— begin —
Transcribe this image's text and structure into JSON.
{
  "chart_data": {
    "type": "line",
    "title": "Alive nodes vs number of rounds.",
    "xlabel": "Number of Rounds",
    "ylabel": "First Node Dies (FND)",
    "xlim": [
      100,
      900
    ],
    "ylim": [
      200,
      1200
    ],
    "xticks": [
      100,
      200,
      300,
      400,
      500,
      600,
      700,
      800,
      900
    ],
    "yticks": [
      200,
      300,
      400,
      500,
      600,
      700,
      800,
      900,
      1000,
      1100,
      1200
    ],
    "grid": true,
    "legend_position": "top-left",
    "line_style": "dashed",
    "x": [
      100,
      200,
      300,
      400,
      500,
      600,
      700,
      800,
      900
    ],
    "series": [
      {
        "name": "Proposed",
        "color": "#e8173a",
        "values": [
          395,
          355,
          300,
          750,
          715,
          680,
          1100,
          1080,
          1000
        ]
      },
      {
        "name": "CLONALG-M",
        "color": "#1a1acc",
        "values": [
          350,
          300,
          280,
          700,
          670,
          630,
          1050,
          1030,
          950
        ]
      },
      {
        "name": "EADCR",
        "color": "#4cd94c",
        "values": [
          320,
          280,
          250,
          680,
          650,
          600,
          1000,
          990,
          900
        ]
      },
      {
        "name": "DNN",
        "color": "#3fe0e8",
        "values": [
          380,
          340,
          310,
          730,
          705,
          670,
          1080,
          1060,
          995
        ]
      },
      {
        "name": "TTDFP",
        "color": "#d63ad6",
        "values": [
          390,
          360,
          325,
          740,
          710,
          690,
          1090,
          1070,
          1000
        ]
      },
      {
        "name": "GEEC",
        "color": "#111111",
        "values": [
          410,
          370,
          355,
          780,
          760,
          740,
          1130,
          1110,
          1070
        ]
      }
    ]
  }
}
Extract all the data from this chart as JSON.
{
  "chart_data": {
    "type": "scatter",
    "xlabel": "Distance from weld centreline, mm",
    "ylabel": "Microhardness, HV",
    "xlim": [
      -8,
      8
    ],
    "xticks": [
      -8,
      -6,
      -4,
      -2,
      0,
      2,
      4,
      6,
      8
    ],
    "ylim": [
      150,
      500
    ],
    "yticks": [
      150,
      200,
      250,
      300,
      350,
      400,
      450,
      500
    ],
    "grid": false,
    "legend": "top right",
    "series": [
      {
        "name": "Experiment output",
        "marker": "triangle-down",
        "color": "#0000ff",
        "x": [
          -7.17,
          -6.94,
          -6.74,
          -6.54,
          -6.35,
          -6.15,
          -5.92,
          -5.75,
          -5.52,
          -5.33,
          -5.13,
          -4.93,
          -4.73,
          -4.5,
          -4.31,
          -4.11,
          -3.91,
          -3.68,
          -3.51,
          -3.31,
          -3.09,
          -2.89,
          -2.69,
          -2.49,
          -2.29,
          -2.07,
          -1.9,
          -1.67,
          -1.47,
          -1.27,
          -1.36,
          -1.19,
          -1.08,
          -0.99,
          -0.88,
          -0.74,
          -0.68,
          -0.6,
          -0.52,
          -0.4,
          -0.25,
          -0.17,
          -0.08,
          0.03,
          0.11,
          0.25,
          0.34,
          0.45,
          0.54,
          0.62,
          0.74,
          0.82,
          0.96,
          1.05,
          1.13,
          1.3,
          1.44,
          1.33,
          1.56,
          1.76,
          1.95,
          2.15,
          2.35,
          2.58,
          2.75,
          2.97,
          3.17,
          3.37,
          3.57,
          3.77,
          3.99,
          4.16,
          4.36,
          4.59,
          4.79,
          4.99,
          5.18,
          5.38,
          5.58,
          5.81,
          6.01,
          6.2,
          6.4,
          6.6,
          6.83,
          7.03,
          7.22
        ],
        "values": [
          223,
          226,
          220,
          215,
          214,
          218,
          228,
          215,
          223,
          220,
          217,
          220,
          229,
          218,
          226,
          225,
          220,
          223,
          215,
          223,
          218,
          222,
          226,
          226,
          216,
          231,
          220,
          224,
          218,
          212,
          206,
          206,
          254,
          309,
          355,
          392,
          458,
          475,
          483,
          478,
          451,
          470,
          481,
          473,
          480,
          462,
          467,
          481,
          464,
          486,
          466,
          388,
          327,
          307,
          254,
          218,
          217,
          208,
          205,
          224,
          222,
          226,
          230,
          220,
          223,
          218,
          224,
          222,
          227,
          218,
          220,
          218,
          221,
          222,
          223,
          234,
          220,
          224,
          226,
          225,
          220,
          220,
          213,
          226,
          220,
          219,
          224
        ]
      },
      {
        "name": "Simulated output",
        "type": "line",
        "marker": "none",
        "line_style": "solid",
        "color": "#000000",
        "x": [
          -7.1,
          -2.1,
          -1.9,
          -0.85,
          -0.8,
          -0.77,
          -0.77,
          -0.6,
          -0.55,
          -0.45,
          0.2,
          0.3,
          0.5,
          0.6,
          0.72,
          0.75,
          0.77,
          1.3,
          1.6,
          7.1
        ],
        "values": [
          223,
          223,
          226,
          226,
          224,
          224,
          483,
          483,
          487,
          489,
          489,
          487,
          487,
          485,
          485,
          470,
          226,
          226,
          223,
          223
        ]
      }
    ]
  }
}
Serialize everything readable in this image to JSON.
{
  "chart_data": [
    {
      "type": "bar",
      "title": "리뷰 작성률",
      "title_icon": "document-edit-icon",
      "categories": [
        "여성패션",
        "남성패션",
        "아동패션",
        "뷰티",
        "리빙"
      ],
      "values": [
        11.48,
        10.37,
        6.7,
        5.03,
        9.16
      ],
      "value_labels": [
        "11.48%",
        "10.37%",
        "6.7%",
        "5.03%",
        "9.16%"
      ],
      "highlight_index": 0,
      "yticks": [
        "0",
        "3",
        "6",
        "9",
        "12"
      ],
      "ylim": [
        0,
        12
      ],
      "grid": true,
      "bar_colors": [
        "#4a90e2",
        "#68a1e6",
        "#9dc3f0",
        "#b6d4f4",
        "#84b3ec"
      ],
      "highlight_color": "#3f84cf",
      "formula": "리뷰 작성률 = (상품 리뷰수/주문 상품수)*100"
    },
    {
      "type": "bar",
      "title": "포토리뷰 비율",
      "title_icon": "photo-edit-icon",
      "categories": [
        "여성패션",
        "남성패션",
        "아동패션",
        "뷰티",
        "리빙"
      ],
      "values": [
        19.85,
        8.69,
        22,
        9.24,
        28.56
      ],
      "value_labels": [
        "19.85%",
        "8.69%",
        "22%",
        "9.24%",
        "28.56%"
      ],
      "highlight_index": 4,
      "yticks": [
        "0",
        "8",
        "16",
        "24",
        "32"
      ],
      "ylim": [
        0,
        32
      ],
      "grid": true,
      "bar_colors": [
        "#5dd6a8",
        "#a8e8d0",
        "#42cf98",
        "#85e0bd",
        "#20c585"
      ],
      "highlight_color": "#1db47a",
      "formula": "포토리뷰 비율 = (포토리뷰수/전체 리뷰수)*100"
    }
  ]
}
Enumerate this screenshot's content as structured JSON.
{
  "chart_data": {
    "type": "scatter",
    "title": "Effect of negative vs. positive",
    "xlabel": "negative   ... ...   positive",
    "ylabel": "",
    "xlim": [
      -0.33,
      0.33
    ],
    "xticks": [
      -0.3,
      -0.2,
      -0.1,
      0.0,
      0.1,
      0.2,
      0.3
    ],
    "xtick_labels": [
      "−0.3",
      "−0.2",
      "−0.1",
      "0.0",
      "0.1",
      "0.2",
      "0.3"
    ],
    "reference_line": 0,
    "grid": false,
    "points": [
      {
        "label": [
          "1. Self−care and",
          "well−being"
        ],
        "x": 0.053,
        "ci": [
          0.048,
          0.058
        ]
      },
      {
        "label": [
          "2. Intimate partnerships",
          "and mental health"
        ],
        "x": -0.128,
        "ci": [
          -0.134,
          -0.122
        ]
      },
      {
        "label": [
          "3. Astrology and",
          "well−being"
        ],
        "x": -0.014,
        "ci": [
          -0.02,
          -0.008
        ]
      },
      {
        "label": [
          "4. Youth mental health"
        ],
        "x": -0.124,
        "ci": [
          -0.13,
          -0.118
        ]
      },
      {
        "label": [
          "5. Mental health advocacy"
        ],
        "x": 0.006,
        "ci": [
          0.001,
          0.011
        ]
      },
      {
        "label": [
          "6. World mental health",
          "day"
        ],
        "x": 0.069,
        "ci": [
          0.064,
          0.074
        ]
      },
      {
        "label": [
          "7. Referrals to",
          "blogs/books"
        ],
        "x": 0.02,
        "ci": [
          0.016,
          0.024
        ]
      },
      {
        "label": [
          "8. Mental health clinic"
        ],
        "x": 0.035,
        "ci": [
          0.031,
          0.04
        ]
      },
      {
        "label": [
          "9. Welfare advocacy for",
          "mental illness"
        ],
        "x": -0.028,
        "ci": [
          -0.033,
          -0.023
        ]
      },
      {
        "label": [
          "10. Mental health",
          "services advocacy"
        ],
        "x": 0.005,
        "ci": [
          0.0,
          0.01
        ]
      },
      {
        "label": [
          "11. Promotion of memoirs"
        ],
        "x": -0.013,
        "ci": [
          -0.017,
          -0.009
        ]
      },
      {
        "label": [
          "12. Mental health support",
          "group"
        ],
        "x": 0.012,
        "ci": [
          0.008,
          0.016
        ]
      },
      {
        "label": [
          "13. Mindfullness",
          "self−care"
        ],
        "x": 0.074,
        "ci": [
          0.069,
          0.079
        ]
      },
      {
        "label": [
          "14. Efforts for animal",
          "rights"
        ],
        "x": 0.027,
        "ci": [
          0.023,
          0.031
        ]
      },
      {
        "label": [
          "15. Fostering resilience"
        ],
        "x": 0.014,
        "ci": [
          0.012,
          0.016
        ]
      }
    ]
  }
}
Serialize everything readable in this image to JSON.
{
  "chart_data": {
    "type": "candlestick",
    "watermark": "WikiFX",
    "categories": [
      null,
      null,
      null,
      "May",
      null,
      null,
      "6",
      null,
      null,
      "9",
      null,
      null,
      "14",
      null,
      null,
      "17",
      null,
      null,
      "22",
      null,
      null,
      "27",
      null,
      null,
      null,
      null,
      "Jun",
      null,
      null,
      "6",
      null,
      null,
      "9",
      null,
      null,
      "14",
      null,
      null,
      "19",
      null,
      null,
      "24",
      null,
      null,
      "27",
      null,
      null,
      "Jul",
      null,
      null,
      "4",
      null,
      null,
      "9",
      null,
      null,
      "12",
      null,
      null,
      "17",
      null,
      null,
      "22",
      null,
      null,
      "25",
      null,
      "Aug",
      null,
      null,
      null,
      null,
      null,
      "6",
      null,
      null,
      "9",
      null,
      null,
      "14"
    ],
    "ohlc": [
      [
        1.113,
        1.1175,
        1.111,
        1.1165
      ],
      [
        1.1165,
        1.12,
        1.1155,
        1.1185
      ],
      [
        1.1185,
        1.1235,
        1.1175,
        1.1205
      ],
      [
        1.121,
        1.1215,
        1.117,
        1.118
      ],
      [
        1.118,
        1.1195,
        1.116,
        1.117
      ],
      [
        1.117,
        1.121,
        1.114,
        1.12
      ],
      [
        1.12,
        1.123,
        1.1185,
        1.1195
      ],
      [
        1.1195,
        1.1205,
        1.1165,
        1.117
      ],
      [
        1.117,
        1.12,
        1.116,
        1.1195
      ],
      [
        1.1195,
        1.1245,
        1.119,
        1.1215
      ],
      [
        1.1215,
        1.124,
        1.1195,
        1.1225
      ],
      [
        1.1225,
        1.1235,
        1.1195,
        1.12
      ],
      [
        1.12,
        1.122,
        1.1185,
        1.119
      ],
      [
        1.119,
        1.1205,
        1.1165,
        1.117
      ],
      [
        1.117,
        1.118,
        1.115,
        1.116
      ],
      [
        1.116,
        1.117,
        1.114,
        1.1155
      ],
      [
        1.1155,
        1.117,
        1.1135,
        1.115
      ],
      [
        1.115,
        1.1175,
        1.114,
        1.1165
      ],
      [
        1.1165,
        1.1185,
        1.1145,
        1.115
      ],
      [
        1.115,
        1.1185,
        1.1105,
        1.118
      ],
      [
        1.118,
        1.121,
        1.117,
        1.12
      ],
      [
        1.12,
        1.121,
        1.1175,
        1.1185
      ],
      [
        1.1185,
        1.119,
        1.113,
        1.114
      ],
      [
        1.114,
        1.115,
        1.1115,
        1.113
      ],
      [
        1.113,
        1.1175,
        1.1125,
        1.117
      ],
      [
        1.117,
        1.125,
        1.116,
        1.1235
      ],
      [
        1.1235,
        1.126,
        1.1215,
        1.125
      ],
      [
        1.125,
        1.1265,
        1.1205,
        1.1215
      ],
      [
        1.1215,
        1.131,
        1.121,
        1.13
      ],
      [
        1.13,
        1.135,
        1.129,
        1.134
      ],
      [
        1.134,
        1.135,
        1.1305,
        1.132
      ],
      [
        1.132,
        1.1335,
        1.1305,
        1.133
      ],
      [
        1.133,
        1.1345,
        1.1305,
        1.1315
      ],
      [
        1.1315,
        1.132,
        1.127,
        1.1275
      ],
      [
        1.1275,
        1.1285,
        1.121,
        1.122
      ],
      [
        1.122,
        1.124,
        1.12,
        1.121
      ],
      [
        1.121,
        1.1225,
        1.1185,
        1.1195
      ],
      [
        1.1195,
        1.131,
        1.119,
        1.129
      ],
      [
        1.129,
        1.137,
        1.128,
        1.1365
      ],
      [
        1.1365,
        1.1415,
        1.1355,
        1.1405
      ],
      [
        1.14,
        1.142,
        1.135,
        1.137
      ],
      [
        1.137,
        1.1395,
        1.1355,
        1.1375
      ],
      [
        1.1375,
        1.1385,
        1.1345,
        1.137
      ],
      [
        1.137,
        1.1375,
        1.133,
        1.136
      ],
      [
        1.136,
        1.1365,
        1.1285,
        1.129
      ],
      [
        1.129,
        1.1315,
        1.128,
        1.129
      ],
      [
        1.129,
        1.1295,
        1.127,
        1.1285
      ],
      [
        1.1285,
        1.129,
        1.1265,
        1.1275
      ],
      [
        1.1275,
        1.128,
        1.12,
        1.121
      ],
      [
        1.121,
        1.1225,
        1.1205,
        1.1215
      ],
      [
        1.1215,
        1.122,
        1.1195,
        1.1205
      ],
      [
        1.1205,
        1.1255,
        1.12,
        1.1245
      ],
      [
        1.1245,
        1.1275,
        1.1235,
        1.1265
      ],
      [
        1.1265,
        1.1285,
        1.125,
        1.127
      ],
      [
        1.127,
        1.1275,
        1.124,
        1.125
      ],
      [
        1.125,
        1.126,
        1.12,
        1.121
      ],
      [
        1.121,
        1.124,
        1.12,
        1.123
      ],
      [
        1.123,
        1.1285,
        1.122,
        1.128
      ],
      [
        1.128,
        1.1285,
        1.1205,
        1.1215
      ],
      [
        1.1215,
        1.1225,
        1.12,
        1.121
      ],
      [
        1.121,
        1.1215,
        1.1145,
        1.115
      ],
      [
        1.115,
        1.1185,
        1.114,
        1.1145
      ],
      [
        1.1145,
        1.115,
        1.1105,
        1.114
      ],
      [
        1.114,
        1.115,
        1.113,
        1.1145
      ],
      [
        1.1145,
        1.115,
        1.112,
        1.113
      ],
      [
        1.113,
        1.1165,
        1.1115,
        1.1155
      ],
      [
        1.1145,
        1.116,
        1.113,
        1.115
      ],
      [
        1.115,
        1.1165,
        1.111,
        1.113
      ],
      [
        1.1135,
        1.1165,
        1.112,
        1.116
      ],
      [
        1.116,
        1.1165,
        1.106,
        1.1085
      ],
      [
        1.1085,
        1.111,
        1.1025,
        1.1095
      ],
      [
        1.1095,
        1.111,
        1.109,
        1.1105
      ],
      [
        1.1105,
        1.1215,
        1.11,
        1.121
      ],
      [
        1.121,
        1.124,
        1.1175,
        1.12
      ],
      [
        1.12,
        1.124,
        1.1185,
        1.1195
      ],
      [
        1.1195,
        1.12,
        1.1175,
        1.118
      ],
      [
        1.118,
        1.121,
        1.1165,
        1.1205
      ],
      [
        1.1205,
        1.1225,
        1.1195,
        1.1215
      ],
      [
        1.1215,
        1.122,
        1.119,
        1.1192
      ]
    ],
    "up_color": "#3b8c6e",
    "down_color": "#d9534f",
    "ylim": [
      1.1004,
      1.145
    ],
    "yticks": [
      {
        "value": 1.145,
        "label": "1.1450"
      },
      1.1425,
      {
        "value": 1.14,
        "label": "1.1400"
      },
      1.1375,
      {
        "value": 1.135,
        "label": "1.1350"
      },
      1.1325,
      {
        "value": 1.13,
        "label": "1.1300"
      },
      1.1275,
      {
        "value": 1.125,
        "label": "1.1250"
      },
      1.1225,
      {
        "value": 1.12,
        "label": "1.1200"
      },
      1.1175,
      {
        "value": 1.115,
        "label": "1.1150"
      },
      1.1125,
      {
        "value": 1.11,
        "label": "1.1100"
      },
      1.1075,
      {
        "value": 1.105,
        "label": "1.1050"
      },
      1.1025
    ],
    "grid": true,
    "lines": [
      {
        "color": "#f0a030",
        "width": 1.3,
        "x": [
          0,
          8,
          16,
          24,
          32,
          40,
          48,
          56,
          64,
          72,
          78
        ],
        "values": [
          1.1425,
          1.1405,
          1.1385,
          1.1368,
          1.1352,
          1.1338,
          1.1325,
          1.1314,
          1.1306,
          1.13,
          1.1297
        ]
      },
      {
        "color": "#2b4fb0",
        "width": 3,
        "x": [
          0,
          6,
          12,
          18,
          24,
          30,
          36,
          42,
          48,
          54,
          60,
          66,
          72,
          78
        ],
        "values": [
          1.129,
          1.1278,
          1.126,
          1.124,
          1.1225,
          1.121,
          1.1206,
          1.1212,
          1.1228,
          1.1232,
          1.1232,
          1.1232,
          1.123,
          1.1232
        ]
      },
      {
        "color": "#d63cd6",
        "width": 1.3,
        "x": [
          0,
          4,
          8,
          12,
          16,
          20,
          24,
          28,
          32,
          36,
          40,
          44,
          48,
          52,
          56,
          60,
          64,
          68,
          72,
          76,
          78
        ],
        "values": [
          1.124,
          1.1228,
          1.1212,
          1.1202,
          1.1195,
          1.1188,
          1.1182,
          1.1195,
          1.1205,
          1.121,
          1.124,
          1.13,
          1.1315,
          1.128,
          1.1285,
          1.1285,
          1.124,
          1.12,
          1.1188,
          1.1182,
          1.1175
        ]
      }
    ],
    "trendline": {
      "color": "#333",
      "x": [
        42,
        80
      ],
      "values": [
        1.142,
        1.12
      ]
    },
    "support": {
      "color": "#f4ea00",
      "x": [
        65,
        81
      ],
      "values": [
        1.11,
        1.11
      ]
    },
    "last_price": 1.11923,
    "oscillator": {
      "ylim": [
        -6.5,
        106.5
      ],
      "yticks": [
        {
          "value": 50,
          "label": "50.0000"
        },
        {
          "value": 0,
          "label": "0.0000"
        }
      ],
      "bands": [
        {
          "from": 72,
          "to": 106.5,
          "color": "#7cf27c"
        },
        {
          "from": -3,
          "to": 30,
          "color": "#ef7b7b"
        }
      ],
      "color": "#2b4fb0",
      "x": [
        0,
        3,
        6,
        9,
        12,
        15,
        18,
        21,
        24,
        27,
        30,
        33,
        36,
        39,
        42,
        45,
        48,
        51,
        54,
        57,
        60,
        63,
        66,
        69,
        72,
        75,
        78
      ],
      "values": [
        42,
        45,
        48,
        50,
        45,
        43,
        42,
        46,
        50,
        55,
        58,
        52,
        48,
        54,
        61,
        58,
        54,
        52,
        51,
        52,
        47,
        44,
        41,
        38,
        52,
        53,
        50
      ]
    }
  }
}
— end —
§ **Directions**:
Search the data for the string "from" and copy each line where it appears.

§ **Full answer**:
Extract all the data from this chart as JSON.
    "xlabel": "Distance from weld centreline, mm",
          "from": 72,
          "from": -3,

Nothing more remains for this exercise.